** START OF Given information **

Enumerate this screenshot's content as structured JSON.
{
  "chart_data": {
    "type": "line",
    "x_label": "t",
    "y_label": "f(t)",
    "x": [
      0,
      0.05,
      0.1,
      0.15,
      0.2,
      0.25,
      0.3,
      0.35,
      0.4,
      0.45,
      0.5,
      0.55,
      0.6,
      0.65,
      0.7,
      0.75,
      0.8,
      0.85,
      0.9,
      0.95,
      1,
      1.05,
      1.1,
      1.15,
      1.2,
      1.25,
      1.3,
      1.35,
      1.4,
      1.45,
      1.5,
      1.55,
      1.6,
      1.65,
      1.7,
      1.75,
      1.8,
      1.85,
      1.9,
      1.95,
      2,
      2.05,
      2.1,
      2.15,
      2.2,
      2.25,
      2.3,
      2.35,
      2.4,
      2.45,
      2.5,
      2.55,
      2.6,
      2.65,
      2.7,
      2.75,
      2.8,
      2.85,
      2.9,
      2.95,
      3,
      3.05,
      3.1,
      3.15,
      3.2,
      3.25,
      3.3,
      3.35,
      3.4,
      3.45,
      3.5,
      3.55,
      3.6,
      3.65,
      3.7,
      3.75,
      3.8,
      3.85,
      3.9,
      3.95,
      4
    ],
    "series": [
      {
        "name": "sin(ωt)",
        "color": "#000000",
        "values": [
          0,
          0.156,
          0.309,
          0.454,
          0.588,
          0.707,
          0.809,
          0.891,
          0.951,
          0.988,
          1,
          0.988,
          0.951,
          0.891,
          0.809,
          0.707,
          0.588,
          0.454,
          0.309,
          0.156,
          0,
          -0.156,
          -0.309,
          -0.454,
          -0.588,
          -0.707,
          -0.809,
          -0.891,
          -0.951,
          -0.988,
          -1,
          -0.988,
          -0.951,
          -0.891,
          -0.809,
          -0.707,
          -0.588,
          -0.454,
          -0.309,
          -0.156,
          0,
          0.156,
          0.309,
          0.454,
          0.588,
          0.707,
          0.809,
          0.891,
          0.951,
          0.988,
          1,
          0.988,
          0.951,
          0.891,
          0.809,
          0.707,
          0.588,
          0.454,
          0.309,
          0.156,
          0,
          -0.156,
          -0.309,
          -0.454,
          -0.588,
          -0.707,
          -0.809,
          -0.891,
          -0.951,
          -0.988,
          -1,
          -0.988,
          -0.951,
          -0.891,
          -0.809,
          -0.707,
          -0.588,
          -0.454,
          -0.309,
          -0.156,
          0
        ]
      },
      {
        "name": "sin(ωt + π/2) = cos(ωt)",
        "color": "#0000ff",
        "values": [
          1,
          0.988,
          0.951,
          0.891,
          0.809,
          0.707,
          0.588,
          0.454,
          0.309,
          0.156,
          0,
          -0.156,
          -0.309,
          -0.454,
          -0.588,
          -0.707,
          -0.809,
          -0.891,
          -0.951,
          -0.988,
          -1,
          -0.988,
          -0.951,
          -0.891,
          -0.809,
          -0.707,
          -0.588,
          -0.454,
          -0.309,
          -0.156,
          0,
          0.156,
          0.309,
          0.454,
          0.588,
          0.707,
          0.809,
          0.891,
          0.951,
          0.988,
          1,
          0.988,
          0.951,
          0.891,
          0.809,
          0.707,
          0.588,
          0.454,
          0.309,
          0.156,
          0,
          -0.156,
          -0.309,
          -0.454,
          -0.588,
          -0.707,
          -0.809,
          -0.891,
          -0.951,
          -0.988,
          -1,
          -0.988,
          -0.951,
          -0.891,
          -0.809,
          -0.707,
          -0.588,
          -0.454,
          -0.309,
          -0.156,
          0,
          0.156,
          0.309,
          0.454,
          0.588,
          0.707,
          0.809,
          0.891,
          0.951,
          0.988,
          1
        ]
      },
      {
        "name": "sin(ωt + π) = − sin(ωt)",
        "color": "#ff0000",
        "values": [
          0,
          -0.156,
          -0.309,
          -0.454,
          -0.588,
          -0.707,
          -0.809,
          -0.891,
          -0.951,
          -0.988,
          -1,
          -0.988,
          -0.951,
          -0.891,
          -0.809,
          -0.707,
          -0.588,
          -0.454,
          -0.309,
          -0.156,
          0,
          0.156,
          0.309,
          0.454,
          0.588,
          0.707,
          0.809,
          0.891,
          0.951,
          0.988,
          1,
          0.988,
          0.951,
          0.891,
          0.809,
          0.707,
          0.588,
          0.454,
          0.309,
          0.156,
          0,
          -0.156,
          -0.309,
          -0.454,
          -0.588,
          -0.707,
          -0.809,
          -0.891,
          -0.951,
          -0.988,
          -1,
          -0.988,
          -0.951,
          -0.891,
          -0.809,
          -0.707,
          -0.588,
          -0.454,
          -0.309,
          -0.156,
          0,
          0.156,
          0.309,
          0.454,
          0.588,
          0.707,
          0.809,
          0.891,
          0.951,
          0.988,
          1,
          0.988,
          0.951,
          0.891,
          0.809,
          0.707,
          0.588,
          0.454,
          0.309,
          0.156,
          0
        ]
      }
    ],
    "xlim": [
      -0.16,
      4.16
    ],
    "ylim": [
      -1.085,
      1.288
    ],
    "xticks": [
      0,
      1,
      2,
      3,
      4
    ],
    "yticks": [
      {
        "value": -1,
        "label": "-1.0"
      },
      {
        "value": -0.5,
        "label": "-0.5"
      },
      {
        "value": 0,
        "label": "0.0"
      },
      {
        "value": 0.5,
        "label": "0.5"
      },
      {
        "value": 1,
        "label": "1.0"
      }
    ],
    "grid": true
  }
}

** END OF Given information **

Objective: For each line above that contains the word "color", copy that line.

Exercise response:
        "color": "#000000",
        "color": "#0000ff",
        "color": "#ff0000",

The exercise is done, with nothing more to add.